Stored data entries
_ _ _ _ _ _ _
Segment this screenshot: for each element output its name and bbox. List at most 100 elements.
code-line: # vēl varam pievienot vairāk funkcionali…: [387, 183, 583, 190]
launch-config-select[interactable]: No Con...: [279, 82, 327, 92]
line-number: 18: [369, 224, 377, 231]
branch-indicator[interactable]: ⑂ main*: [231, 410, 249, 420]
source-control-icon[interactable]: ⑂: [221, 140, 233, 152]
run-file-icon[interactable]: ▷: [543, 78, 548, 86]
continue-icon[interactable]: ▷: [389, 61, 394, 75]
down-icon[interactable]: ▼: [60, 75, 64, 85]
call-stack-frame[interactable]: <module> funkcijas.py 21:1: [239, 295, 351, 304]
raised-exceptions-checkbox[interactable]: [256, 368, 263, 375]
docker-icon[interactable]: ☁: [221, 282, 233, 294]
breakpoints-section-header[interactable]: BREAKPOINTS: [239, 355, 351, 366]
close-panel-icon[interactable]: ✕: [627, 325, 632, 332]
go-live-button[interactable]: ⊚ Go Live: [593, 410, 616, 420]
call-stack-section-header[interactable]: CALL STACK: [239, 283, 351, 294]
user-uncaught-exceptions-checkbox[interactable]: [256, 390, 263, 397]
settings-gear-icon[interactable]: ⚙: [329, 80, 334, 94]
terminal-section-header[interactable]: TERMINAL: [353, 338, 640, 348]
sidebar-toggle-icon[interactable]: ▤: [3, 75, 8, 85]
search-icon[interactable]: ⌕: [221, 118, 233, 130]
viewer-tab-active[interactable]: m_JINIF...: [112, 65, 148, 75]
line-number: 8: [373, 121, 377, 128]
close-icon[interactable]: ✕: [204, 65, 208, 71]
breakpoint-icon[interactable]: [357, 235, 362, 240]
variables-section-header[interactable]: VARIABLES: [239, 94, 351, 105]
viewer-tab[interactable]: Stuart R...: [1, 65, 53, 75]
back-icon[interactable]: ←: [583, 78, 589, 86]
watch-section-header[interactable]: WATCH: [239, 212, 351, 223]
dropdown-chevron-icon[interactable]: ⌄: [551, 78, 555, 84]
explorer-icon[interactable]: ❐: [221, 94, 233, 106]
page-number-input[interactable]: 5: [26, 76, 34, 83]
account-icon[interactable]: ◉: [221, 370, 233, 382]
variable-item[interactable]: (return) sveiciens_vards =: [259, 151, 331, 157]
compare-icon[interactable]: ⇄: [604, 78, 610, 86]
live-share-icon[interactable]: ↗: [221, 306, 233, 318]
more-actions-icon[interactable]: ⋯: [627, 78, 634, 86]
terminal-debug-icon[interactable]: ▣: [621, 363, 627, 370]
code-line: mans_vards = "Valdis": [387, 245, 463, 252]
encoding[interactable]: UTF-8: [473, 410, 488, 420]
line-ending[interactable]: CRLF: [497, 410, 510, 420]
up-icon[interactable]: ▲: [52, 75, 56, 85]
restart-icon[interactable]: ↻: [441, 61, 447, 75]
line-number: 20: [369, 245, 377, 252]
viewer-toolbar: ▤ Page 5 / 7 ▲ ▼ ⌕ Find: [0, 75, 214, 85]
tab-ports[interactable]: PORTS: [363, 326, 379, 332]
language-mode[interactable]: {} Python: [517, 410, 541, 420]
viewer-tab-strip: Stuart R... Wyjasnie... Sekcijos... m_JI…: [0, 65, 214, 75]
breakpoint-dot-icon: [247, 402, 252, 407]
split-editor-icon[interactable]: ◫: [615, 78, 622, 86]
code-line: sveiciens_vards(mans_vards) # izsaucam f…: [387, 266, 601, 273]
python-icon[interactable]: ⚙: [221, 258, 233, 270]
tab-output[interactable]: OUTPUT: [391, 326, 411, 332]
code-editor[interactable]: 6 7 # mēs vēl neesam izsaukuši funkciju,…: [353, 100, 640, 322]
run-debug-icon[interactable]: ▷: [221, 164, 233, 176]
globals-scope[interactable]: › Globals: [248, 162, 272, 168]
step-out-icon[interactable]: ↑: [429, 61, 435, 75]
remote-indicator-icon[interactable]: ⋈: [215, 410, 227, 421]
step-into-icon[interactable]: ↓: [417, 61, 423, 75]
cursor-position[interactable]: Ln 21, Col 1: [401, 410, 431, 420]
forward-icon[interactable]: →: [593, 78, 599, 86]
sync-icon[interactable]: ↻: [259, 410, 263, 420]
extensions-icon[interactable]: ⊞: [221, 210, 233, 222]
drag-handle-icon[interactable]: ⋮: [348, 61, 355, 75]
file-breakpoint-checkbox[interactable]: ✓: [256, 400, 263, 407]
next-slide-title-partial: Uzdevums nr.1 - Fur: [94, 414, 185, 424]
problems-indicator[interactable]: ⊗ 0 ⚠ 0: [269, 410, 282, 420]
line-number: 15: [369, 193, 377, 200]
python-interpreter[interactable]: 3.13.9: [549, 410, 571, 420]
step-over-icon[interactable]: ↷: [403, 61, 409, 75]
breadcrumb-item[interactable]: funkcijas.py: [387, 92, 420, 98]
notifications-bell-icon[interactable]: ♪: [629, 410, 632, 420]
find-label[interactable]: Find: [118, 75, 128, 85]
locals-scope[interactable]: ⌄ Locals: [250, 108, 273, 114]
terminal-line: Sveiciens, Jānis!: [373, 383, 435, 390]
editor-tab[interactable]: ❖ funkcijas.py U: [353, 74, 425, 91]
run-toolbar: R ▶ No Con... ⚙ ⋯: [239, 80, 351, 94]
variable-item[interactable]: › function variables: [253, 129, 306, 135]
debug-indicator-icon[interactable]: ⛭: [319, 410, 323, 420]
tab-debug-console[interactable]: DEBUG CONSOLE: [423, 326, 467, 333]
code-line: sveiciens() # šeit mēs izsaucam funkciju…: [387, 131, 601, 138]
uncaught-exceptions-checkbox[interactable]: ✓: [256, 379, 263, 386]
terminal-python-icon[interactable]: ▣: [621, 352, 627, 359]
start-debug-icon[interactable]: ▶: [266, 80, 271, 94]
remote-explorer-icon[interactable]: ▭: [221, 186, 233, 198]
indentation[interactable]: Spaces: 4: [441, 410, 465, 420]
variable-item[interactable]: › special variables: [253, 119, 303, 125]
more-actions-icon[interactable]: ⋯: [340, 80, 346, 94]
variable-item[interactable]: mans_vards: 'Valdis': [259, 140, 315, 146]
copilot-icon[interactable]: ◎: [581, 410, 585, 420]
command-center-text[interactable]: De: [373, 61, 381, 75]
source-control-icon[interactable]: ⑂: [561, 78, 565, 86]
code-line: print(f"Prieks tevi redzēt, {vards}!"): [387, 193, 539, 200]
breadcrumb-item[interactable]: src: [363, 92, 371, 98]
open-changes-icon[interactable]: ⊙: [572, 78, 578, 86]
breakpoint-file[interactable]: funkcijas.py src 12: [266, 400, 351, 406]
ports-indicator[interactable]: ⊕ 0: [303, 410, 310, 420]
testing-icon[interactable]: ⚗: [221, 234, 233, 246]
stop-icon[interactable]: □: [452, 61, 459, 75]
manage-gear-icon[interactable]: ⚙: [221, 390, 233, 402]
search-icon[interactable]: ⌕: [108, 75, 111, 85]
_ _ _ _ _ _ _
_Exercise:_ Reproduce the records, switching every "section-header" to "panel-header" and leaving everything else unchanged.

_Written answer:_
Segment this screenshot: for each element output its name and bbox. List at most 100 elements.
code-line: # vēl varam pievienot vairāk funkcionali…: [387, 183, 583, 190]
launch-config-select[interactable]: No Con...: [279, 82, 327, 92]
line-number: 18: [369, 224, 377, 231]
branch-indicator[interactable]: ⑂ main*: [231, 410, 249, 420]
source-control-icon[interactable]: ⑂: [221, 140, 233, 152]
run-file-icon[interactable]: ▷: [543, 78, 548, 86]
continue-icon[interactable]: ▷: [389, 61, 394, 75]
down-icon[interactable]: ▼: [60, 75, 64, 85]
call-stack-frame[interactable]: <module> funkcijas.py 21:1: [239, 295, 351, 304]
raised-exceptions-checkbox[interactable]: [256, 368, 263, 375]
docker-icon[interactable]: ☁: [221, 282, 233, 294]
breakpoints-panel-header[interactable]: BREAKPOINTS: [239, 355, 351, 366]
close-panel-icon[interactable]: ✕: [627, 325, 632, 332]
go-live-button[interactable]: ⊚ Go Live: [593, 410, 616, 420]
call-stack-panel-header[interactable]: CALL STACK: [239, 283, 351, 294]
user-uncaught-exceptions-checkbox[interactable]: [256, 390, 263, 397]
settings-gear-icon[interactable]: ⚙: [329, 80, 334, 94]
terminal-panel-header[interactable]: TERMINAL: [353, 338, 640, 348]
sidebar-toggle-icon[interactable]: ▤: [3, 75, 8, 85]
search-icon[interactable]: ⌕: [221, 118, 233, 130]
viewer-tab-active[interactable]: m_JINIF...: [112, 65, 148, 75]
line-number: 8: [373, 121, 377, 128]
close-icon[interactable]: ✕: [204, 65, 208, 71]
breakpoint-icon[interactable]: [357, 235, 362, 240]
variables-panel-header[interactable]: VARIABLES: [239, 94, 351, 105]
viewer-tab[interactable]: Stuart R...: [1, 65, 53, 75]
back-icon[interactable]: ←: [583, 78, 589, 86]
watch-panel-header[interactable]: WATCH: [239, 212, 351, 223]
dropdown-chevron-icon[interactable]: ⌄: [551, 78, 555, 84]
explorer-icon[interactable]: ❐: [221, 94, 233, 106]
page-number-input[interactable]: 5: [26, 76, 34, 83]
account-icon[interactable]: ◉: [221, 370, 233, 382]
variable-item[interactable]: (return) sveiciens_vards =: [259, 151, 331, 157]
compare-icon[interactable]: ⇄: [604, 78, 610, 86]
live-share-icon[interactable]: ↗: [221, 306, 233, 318]
more-actions-icon[interactable]: ⋯: [627, 78, 634, 86]
terminal-debug-icon[interactable]: ▣: [621, 363, 627, 370]
code-line: mans_vards = "Valdis": [387, 245, 463, 252]
encoding[interactable]: UTF-8: [473, 410, 488, 420]
line-ending[interactable]: CRLF: [497, 410, 510, 420]
up-icon[interactable]: ▲: [52, 75, 56, 85]
restart-icon[interactable]: ↻: [441, 61, 447, 75]
line-number: 20: [369, 245, 377, 252]
viewer-toolbar: ▤ Page 5 / 7 ▲ ▼ ⌕ Find: [0, 75, 214, 85]
tab-ports[interactable]: PORTS: [363, 326, 379, 332]
language-mode[interactable]: {} Python: [517, 410, 541, 420]
viewer-tab-strip: Stuart R... Wyjasnie... Sekcijos... m_JI…: [0, 65, 214, 75]
breakpoint-dot-icon: [247, 402, 252, 407]
split-editor-icon[interactable]: ◫: [615, 78, 622, 86]
code-line: sveiciens_vards(mans_vards) # izsaucam f…: [387, 266, 601, 273]
python-icon[interactable]: ⚙: [221, 258, 233, 270]
tab-output[interactable]: OUTPUT: [391, 326, 411, 332]
code-editor[interactable]: 6 7 # mēs vēl neesam izsaukuši funkciju,…: [353, 100, 640, 322]
run-debug-icon[interactable]: ▷: [221, 164, 233, 176]
globals-scope[interactable]: › Globals: [248, 162, 272, 168]
step-out-icon[interactable]: ↑: [429, 61, 435, 75]
remote-indicator-icon[interactable]: ⋈: [215, 410, 227, 421]
step-into-icon[interactable]: ↓: [417, 61, 423, 75]
cursor-position[interactable]: Ln 21, Col 1: [401, 410, 431, 420]
forward-icon[interactable]: →: [593, 78, 599, 86]
sync-icon[interactable]: ↻: [259, 410, 263, 420]
extensions-icon[interactable]: ⊞: [221, 210, 233, 222]
drag-handle-icon[interactable]: ⋮: [348, 61, 355, 75]
file-breakpoint-checkbox[interactable]: ✓: [256, 400, 263, 407]
next-slide-title-partial: Uzdevums nr.1 - Fur: [94, 414, 185, 424]
problems-indicator[interactable]: ⊗ 0 ⚠ 0: [269, 410, 282, 420]
line-number: 15: [369, 193, 377, 200]
python-interpreter[interactable]: 3.13.9: [549, 410, 571, 420]
step-over-icon[interactable]: ↷: [403, 61, 409, 75]
breadcrumb-item[interactable]: funkcijas.py: [387, 92, 420, 98]
notifications-bell-icon[interactable]: ♪: [629, 410, 632, 420]
find-label[interactable]: Find: [118, 75, 128, 85]
locals-scope[interactable]: ⌄ Locals: [250, 108, 273, 114]
terminal-line: Sveiciens, Jānis!: [373, 383, 435, 390]
editor-tab[interactable]: ❖ funkcijas.py U: [353, 74, 425, 91]
run-toolbar: R ▶ No Con... ⚙ ⋯: [239, 80, 351, 94]
variable-item[interactable]: › function variables: [253, 129, 306, 135]
debug-indicator-icon[interactable]: ⛭: [319, 410, 323, 420]
tab-debug-console[interactable]: DEBUG CONSOLE: [423, 326, 467, 333]
code-line: sveiciens() # šeit mēs izsaucam funkciju…: [387, 131, 601, 138]
uncaught-exceptions-checkbox[interactable]: ✓: [256, 379, 263, 386]
terminal-python-icon[interactable]: ▣: [621, 352, 627, 359]
start-debug-icon[interactable]: ▶: [266, 80, 271, 94]
remote-explorer-icon[interactable]: ▭: [221, 186, 233, 198]
indentation[interactable]: Spaces: 4: [441, 410, 465, 420]
variable-item[interactable]: › special variables: [253, 119, 303, 125]
more-actions-icon[interactable]: ⋯: [340, 80, 346, 94]
variable-item[interactable]: mans_vards: 'Valdis': [259, 140, 315, 146]
copilot-icon[interactable]: ◎: [581, 410, 585, 420]
command-center-text[interactable]: De: [373, 61, 381, 75]
source-control-icon[interactable]: ⑂: [561, 78, 565, 86]
code-line: print(f"Prieks tevi redzēt, {vards}!"): [387, 193, 539, 200]
breadcrumb-item[interactable]: src: [363, 92, 371, 98]
open-changes-icon[interactable]: ⊙: [572, 78, 578, 86]
breakpoint-file[interactable]: funkcijas.py src 12: [266, 400, 351, 406]
ports-indicator[interactable]: ⊕ 0: [303, 410, 310, 420]
testing-icon[interactable]: ⚗: [221, 234, 233, 246]
stop-icon[interactable]: □: [452, 61, 459, 75]
manage-gear-icon[interactable]: ⚙: [221, 390, 233, 402]
search-icon[interactable]: ⌕: [108, 75, 111, 85]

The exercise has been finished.